Given problem: All entries must be repeated exactly; do not include the pictures.

Input rows:
· · · ·

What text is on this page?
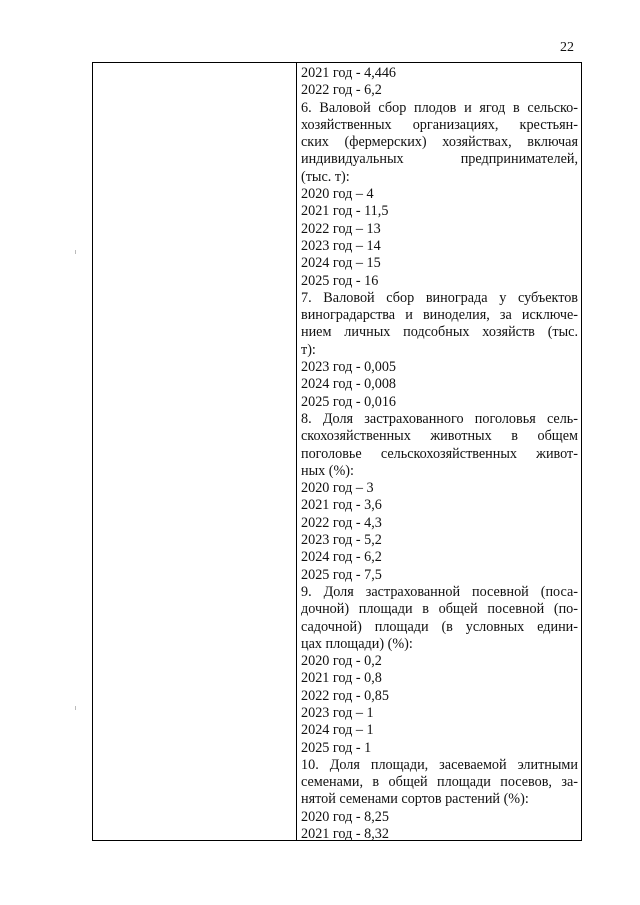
22
2021 год - 4,446
2022 год - 6,2
6. Валовой сбор плодов и ягод в сельско-
хозяйственных организациях, крестьян-
ских (фермерских) хозяйствах, включая
индивидуальных предпринимателей,
(тыс. т):
2020 год – 4
2021 год - 11,5
2022 год – 13
2023 год – 14
2024 год – 15
2025 год - 16
7. Валовой сбор винограда у субъектов
виноградарства и виноделия, за исключе-
нием личных подсобных хозяйств (тыс.
т):
2023 год - 0,005
2024 год - 0,008
2025 год - 0,016
8. Доля застрахованного поголовья сель-
скохозяйственных животных в общем
поголовье сельскохозяйственных живот-
ных (%):
2020 год – 3
2021 год - 3,6
2022 год - 4,3
2023 год - 5,2
2024 год - 6,2
2025 год - 7,5
9. Доля застрахованной посевной (поса-
дочной) площади в общей посевной (по-
садочной) площади (в условных едини-
цах площади) (%):
2020 год - 0,2
2021 год - 0,8
2022 год - 0,85
2023 год – 1
2024 год – 1
2025 год - 1
10. Доля площади, засеваемой элитными
семенами, в общей площади посевов, за-
нятой семенами сортов растений (%):
2020 год - 8,25
2021 год - 8,32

· · · ·

The reply:
What text is on this page?
22
2021 год - 4,446
2022 год - 6,2
6. Валовой сбор плодов и ягод в сельско-
хозяйственных организациях, крестьян-
ских (фермерских) хозяйствах, включая
индивидуальных предпринимателей,
(тыс. т):
2020 год – 4
2021 год - 11,5
2022 год – 13
2023 год – 14
2024 год – 15
2025 год - 16
7. Валовой сбор винограда у субъектов
виноградарства и виноделия, за исключе-
нием личных подсобных хозяйств (тыс.
т):
2023 год - 0,005
2024 год - 0,008
2025 год - 0,016
8. Доля застрахованного поголовья сель-
скохозяйственных животных в общем
поголовье сельскохозяйственных живот-
ных (%):
2020 год – 3
2021 год - 3,6
2022 год - 4,3
2023 год - 5,2
2024 год - 6,2
2025 год - 7,5
9. Доля застрахованной посевной (поса-
дочной) площади в общей посевной (по-
садочной) площади (в условных едини-
цах площади) (%):
2020 год - 0,2
2021 год - 0,8
2022 год - 0,85
2023 год – 1
2024 год – 1
2025 год - 1
10. Доля площади, засеваемой элитными
семенами, в общей площади посевов, за-
нятой семенами сортов растений (%):
2020 год - 8,25
2021 год - 8,32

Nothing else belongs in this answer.